TASK PROMPT: Count each line in which the word "erfahren" appears. Reply with the total and nothing more.

━━━ RECORDS FOR THIS EXERCISE ━━━

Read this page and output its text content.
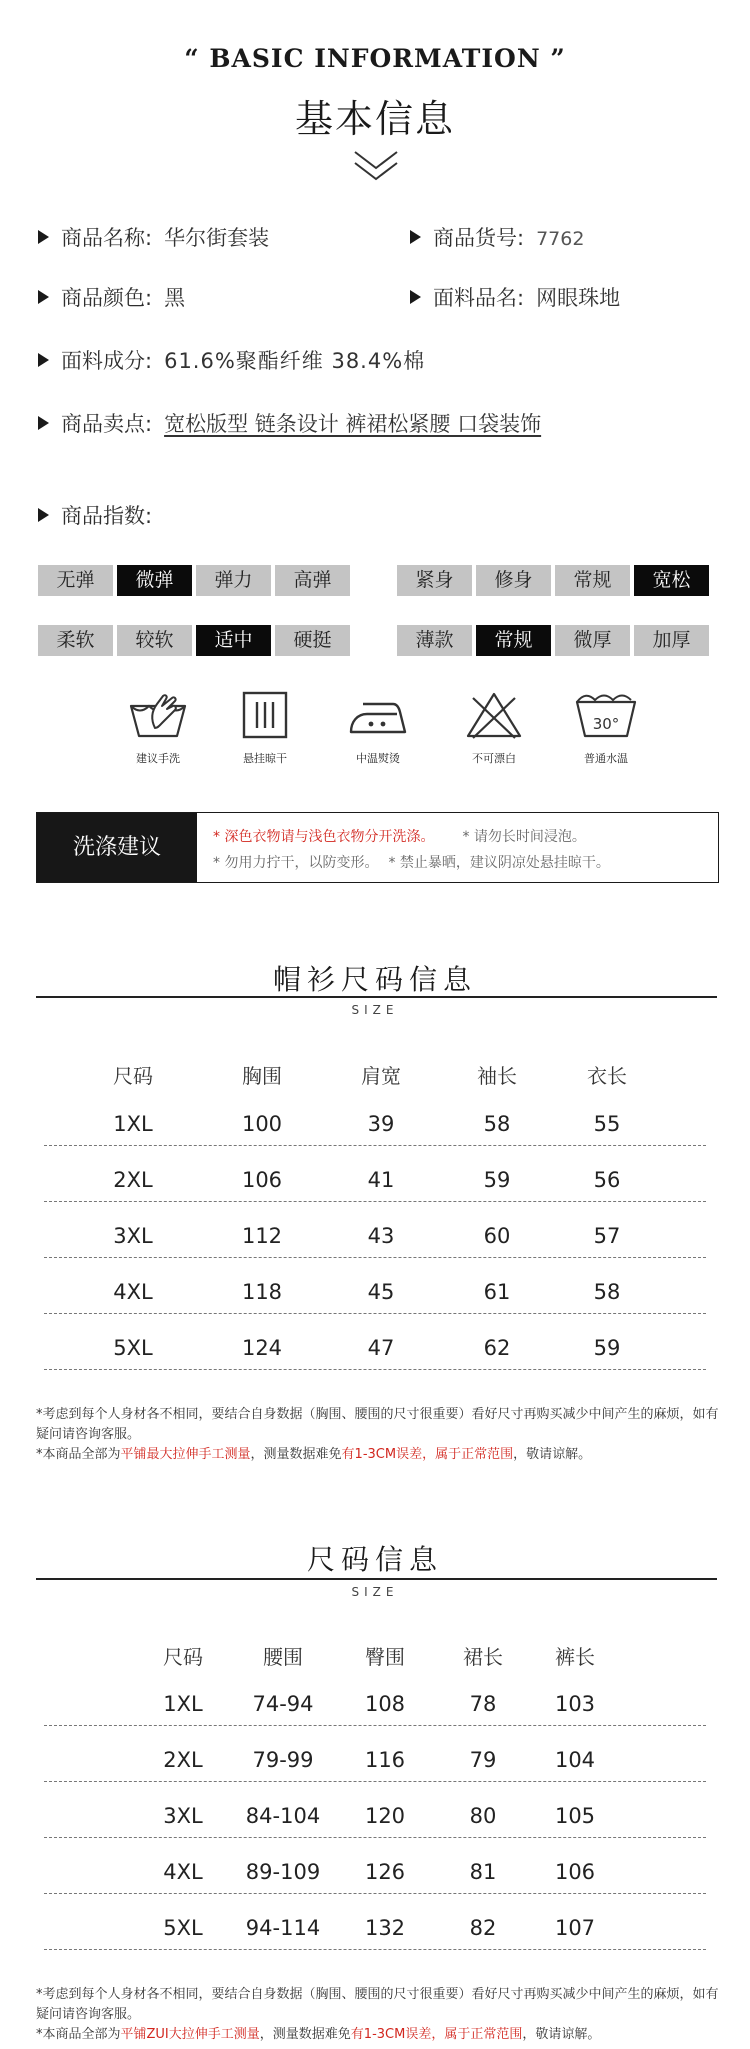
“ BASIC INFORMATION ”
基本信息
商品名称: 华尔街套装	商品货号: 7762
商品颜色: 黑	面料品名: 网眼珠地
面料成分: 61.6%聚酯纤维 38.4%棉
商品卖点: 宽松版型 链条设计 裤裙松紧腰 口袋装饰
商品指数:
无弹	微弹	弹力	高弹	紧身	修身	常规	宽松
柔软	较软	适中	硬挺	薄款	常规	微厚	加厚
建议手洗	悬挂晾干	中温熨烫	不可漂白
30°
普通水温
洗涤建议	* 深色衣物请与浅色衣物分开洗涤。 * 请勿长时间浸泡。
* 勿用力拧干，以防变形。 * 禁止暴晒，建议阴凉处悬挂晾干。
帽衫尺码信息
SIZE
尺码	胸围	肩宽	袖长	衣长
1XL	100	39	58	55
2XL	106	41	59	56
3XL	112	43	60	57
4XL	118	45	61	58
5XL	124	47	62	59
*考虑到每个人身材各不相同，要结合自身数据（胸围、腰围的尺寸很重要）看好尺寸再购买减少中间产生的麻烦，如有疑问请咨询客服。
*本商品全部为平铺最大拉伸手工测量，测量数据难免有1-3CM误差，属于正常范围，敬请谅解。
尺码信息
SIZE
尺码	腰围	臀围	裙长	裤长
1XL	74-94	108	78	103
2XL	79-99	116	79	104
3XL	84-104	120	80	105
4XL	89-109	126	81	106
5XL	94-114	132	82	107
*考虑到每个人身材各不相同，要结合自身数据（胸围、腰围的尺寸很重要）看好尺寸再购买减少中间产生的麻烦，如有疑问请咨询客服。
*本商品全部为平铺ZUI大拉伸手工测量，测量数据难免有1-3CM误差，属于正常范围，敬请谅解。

━━━
━━━ RECORDS FOR THIS EXERCISE ━━━

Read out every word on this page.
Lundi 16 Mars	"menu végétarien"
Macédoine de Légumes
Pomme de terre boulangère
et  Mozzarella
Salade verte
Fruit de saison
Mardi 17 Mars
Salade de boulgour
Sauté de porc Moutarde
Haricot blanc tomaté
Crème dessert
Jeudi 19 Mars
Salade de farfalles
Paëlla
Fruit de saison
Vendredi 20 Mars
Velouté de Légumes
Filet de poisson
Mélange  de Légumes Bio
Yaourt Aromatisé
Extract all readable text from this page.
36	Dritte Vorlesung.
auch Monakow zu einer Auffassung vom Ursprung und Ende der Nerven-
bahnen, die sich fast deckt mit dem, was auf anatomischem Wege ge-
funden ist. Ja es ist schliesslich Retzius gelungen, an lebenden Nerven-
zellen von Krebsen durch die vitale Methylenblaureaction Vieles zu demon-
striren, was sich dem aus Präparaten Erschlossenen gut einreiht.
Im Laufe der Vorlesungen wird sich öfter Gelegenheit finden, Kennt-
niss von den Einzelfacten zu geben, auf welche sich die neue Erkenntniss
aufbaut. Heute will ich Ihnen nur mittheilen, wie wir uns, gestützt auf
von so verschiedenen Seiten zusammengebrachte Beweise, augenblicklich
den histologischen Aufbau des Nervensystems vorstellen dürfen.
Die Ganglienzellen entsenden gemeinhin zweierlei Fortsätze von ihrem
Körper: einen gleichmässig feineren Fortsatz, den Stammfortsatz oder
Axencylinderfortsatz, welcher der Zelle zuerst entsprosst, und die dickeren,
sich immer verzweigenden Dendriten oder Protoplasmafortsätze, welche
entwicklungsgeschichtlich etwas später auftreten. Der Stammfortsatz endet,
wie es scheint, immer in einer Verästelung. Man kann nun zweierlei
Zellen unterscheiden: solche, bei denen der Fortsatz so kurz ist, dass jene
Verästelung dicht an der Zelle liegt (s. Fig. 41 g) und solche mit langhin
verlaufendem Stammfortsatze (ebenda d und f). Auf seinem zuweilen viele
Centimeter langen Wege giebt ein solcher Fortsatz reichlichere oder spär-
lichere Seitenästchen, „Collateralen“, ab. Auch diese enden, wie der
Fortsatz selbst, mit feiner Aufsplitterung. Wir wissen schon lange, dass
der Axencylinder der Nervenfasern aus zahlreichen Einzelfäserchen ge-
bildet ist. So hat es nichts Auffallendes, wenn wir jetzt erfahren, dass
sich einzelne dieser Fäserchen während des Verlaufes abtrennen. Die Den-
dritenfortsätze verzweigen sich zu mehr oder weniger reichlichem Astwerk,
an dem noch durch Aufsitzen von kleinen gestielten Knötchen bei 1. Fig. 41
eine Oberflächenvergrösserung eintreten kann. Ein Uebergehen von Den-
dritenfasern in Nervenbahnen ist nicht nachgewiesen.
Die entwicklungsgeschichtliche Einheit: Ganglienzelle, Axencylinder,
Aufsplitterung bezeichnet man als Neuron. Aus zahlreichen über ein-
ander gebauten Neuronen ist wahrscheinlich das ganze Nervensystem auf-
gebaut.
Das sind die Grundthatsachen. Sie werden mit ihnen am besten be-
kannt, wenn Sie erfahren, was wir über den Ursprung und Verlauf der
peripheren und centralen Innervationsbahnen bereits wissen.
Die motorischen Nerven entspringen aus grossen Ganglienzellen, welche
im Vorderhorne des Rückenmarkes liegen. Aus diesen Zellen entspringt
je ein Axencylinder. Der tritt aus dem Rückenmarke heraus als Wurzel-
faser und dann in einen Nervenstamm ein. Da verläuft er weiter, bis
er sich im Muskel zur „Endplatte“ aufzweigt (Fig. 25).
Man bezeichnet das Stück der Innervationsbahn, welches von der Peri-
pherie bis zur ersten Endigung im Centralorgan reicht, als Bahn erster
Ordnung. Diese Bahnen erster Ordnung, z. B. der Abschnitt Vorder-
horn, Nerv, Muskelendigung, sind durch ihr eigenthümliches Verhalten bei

━━━

EXERCISE SOLUTION: 2